### [What you have to do]
In the note on psock memory accounting, which function does bpf_tcp_ingress() call in place of sk_rmem_schedule()?
== Page ==
I have to dig deeper to understand what you are experiencing.
1/ We can't charge rmem in sk_psock_queue_msg(). This path is shared by
redirect from sendmsg and redirect from ingress. When redirecting
psock->ingress_skb, we already charge sk_rmem_alloc in
sk_psock_skb_ingress() by transferring the skb ownership. See
sk_set_owner_r().
2/ The psock->ingress_msg build up for a slow reader should not lead to
be unbounded if memcg limits are in place. We charge
sk->sk_forward_alloc for received bytes in bpf_tcp_ingress(). I'd expect
the receiver process to get killed due to OOM, if it's running under a
dedicated cgroup. Is it the so in your case?
I'm pretty sure, though, that we have an accounting bug in
bpf_tcp_ingress(), because we are asking there for more write buffers
call - sk_wmem_schedule() - instead of read buffers
(sk_rmem_schedule()).
===
== Dataset content ==
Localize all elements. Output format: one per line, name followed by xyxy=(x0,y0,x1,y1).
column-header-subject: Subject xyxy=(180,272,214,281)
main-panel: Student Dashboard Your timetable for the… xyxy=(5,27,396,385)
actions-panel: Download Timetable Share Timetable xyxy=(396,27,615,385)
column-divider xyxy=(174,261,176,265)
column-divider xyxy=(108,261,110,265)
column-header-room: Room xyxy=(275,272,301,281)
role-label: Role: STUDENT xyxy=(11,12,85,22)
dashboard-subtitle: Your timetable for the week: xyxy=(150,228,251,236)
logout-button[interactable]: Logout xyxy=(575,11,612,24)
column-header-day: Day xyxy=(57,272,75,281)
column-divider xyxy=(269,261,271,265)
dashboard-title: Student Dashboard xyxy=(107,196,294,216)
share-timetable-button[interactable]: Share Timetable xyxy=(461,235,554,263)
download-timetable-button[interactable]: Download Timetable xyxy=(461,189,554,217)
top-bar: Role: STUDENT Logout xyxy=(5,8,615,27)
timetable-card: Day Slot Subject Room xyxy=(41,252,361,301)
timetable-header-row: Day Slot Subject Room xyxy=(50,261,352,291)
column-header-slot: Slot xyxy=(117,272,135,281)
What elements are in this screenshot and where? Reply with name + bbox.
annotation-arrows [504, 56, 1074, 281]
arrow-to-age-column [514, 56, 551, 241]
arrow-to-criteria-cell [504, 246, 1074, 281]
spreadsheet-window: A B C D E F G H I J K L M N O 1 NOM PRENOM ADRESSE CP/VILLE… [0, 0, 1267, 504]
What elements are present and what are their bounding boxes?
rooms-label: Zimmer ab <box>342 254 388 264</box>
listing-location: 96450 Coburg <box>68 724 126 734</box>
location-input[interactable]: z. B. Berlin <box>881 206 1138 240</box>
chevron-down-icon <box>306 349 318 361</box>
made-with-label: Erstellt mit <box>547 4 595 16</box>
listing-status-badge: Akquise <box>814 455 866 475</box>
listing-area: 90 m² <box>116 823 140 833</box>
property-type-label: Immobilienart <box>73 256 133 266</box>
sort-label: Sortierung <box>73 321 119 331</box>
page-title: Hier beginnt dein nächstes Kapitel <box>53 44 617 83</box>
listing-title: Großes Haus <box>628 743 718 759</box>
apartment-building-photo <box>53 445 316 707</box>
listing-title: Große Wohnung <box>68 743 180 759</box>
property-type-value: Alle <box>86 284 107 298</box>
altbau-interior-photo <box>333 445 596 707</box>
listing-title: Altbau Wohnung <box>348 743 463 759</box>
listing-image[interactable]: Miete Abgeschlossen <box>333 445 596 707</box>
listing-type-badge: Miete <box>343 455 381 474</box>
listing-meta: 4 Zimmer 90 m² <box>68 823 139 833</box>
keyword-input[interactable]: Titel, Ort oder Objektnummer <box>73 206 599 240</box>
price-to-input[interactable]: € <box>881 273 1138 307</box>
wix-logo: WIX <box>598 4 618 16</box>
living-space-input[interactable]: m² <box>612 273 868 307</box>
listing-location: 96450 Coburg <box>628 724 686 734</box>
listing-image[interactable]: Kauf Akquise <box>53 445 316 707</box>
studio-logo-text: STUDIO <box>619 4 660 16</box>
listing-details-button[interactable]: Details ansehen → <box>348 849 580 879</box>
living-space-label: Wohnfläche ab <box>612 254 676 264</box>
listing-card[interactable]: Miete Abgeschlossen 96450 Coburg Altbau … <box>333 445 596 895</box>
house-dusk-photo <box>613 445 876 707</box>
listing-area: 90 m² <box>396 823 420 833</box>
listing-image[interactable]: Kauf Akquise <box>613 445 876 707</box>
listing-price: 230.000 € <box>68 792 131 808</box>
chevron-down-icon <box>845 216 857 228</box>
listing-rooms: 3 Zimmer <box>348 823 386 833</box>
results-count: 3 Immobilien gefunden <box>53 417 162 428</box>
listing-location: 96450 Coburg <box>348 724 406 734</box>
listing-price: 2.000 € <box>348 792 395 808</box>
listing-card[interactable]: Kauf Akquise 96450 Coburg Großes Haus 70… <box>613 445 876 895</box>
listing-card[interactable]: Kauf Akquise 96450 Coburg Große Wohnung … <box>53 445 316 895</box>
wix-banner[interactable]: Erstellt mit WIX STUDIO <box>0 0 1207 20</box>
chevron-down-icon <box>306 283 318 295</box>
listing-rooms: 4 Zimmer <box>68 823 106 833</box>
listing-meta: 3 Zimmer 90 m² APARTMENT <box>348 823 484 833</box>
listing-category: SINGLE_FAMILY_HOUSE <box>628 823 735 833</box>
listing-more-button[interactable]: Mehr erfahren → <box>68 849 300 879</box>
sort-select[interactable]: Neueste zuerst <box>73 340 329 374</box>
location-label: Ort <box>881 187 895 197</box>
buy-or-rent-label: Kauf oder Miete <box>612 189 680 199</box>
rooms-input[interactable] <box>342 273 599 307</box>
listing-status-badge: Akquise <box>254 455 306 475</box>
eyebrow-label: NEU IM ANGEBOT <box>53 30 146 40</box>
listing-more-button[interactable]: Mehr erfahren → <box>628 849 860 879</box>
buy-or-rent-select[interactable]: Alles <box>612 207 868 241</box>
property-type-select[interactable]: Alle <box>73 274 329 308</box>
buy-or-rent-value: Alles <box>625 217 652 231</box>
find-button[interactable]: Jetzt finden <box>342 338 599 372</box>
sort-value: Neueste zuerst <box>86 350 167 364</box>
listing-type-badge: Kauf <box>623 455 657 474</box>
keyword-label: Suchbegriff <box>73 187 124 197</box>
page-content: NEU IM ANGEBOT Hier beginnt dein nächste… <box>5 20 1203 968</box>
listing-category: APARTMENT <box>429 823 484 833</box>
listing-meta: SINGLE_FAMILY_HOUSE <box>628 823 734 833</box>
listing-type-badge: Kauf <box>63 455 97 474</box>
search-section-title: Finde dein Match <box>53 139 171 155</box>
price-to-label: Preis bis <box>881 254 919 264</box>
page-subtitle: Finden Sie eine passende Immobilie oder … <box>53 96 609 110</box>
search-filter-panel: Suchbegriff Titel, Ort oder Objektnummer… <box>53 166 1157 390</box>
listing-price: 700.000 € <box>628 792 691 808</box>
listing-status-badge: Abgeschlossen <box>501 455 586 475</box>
===
### [Exercise solution]
sk_wmem_schedule()